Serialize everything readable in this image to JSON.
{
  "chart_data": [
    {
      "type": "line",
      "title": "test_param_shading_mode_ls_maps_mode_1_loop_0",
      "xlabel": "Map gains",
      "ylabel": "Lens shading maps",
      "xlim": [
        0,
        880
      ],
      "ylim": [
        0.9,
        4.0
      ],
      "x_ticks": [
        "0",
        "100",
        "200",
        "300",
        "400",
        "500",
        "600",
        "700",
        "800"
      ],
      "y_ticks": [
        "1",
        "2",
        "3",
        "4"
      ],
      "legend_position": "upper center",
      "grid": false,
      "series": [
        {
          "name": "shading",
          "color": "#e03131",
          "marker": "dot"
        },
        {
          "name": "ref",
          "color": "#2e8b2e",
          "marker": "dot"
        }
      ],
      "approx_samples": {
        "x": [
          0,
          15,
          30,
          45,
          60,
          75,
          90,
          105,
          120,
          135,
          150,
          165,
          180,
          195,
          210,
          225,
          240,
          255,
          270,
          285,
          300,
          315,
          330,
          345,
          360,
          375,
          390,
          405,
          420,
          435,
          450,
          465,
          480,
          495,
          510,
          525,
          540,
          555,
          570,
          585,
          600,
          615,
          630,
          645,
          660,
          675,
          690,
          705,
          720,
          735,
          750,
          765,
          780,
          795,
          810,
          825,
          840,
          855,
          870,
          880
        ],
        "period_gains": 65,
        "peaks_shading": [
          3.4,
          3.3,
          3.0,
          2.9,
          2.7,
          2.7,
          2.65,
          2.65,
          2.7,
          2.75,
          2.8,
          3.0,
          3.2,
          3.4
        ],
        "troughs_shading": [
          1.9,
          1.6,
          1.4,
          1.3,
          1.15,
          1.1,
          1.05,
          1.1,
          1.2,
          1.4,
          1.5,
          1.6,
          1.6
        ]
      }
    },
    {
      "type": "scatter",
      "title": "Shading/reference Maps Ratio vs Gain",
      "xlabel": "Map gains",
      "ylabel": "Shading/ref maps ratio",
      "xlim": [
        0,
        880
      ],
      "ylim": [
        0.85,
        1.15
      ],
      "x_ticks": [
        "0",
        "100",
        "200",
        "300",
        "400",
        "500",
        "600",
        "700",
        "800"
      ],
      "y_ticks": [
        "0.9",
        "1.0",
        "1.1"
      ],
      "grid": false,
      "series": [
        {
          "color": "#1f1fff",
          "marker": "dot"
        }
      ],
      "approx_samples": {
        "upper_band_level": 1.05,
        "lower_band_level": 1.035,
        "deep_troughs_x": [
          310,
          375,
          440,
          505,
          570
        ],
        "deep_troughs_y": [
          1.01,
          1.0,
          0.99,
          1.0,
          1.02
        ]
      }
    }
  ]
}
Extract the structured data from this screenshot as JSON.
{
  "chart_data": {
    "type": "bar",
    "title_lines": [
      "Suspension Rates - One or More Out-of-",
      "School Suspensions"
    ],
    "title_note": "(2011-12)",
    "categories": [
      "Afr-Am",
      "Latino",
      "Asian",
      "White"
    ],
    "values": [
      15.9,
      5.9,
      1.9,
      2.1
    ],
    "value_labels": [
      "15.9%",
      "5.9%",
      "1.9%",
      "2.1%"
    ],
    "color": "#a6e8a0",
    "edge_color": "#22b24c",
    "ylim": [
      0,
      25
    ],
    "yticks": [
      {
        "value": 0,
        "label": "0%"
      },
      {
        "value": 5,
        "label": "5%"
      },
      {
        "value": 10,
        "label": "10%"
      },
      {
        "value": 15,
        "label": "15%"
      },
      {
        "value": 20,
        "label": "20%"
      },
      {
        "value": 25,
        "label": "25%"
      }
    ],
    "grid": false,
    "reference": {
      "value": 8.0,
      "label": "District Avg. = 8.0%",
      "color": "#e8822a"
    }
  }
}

########################################

> _PROBLEM TO WORK ON_
Set down exactly what runs from the line with "Extract the structured" to the last line of the data above, including both of those lines and no others.

> _ANSWER TO THE EXERCISE_
Extract the structured data from this screenshot as JSON.
{
  "chart_data": {
    "type": "bar",
    "title_lines": [
      "Suspension Rates - One or More Out-of-",
      "School Suspensions"
    ],
    "title_note": "(2011-12)",
    "categories": [
      "Afr-Am",
      "Latino",
      "Asian",
      "White"
    ],
    "values": [
      15.9,
      5.9,
      1.9,
      2.1
    ],
    "value_labels": [
      "15.9%",
      "5.9%",
      "1.9%",
      "2.1%"
    ],
    "color": "#a6e8a0",
    "edge_color": "#22b24c",
    "ylim": [
      0,
      25
    ],
    "yticks": [
      {
        "value": 0,
        "label": "0%"
      },
      {
        "value": 5,
        "label": "5%"
      },
      {
        "value": 10,
        "label": "10%"
      },
      {
        "value": 15,
        "label": "15%"
      },
      {
        "value": 20,
        "label": "20%"
      },
      {
        "value": 25,
        "label": "25%"
      }
    ],
    "grid": false,
    "reference": {
      "value": 8.0,
      "label": "District Avg. = 8.0%",
      "color": "#e8822a"
    }
  }
}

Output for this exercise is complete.